#### WHAT IS BEING ASKED:
State how many lines of the entries include the string "Tracking", please, leaving out everything but the number.

#### ENTRIES SHOWN:
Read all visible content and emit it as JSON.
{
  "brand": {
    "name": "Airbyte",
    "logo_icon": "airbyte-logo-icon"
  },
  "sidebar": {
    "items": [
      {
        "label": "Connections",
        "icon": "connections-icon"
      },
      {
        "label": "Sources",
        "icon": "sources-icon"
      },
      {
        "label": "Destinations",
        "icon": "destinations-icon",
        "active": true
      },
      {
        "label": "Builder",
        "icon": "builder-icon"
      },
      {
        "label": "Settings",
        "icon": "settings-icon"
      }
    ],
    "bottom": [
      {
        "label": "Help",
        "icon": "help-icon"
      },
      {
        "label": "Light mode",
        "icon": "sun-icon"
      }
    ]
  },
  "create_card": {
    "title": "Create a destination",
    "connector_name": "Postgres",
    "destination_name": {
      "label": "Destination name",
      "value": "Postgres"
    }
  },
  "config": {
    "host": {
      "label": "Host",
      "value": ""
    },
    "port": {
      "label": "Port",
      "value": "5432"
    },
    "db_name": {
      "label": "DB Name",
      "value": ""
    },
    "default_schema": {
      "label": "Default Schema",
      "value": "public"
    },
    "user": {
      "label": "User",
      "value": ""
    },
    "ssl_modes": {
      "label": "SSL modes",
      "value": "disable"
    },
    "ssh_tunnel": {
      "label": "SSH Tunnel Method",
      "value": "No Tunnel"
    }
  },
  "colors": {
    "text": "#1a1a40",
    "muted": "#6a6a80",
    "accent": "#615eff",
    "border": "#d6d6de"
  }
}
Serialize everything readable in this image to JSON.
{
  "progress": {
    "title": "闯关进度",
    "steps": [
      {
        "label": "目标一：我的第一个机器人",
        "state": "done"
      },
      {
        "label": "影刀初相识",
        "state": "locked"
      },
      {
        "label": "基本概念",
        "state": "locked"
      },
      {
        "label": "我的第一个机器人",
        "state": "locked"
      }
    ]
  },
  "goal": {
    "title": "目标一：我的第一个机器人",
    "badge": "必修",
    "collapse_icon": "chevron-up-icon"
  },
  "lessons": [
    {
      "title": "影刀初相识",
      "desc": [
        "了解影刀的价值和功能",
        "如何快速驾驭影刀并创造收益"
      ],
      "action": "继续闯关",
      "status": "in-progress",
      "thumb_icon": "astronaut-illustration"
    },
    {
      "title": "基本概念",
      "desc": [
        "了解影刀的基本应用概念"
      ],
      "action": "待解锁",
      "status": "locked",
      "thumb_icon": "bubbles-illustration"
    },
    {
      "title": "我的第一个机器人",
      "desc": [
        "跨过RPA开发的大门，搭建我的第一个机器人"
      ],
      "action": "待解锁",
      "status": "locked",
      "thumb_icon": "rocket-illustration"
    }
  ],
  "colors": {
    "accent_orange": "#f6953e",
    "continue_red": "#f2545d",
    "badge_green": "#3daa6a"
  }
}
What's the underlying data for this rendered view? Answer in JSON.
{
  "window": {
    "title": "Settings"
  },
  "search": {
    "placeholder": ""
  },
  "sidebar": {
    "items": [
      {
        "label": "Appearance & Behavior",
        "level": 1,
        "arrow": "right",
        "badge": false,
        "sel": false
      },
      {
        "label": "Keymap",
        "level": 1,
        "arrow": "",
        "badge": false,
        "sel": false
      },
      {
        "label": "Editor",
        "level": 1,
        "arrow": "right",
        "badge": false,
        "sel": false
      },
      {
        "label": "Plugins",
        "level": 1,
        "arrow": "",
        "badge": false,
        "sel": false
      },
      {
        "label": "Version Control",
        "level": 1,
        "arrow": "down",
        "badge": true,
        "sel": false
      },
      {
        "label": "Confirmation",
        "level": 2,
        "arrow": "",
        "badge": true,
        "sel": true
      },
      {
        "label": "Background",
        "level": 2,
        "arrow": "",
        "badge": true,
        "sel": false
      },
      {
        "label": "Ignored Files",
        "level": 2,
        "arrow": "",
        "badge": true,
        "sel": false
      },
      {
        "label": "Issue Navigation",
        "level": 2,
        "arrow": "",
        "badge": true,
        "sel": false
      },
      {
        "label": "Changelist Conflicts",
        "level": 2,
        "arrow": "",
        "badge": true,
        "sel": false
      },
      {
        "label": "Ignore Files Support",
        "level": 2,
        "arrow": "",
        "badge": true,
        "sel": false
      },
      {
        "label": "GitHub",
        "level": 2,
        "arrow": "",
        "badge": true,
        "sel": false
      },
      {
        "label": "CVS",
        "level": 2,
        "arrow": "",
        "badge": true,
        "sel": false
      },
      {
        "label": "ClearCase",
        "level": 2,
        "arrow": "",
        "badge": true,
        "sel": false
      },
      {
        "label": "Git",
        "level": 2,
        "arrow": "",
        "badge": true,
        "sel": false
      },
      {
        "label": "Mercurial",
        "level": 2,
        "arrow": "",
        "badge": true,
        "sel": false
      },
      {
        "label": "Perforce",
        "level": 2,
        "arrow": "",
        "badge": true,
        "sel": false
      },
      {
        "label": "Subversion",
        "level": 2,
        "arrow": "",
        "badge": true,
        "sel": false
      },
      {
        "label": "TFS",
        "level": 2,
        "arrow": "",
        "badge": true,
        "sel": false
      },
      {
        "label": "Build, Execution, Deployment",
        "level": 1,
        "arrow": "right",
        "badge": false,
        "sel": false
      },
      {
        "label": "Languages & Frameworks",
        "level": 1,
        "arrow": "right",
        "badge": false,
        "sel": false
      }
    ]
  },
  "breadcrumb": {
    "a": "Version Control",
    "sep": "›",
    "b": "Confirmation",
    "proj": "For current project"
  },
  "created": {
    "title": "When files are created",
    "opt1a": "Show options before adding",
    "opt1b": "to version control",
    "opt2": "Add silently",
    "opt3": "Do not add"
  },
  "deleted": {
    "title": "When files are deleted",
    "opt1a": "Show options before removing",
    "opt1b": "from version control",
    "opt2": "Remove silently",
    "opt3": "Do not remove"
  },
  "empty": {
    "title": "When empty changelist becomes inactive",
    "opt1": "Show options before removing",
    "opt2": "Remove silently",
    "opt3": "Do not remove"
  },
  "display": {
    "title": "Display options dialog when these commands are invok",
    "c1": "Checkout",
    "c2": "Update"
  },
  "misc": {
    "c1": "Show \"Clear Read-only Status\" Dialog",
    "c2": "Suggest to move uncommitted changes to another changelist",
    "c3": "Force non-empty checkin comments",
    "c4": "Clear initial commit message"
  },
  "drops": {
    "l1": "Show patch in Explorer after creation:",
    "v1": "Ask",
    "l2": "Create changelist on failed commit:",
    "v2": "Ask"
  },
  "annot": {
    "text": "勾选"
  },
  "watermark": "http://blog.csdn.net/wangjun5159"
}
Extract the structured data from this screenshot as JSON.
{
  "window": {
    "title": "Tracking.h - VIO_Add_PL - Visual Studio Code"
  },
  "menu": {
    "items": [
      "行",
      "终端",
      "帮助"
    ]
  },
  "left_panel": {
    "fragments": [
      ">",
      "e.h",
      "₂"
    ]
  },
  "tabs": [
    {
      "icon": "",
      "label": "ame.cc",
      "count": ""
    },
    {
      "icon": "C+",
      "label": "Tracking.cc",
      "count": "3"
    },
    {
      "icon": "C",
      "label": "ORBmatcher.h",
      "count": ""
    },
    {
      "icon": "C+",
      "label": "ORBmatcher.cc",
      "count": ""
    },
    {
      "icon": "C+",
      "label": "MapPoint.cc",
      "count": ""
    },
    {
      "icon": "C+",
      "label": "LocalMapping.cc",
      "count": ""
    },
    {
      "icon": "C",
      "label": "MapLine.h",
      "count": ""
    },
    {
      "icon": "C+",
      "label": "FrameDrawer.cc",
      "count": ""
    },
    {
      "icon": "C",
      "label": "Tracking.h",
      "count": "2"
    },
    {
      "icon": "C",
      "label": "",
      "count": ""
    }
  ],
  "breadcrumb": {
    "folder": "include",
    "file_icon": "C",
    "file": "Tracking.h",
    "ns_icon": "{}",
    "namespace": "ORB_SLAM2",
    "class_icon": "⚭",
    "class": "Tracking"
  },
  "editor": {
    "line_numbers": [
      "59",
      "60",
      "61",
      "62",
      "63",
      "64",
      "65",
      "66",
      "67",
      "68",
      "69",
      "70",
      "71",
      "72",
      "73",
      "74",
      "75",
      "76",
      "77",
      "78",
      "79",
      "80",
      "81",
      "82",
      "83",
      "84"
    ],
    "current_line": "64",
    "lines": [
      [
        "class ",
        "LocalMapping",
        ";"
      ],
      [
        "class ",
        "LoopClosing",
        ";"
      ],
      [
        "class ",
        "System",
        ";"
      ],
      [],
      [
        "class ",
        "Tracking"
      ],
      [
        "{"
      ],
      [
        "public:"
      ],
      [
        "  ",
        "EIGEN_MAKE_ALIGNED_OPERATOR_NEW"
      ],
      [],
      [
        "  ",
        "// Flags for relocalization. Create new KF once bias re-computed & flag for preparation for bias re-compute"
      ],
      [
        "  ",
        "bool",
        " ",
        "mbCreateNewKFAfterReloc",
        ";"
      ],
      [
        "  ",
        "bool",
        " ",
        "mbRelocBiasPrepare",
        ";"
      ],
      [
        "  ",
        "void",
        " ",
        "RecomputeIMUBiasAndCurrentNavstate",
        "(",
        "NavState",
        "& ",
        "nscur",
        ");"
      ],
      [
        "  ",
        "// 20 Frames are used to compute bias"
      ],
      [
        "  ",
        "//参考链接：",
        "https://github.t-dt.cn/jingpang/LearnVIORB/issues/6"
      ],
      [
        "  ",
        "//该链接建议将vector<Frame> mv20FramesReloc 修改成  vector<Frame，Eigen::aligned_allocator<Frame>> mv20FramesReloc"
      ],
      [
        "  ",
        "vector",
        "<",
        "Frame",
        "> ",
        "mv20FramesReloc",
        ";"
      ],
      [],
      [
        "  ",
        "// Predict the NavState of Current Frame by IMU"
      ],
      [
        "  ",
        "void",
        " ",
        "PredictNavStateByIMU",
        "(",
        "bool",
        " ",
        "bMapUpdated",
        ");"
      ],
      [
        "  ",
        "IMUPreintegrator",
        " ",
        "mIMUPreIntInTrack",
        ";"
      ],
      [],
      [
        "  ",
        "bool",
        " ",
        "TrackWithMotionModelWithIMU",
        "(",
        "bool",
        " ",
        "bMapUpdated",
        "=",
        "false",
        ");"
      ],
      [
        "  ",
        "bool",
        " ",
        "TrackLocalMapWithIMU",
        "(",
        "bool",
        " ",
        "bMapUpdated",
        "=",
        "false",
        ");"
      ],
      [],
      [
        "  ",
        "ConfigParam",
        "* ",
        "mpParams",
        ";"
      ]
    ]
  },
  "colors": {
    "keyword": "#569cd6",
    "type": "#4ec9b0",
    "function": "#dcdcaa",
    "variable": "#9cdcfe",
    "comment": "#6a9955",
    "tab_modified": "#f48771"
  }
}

#### RESPONSE TO THIS EXERCISE:
6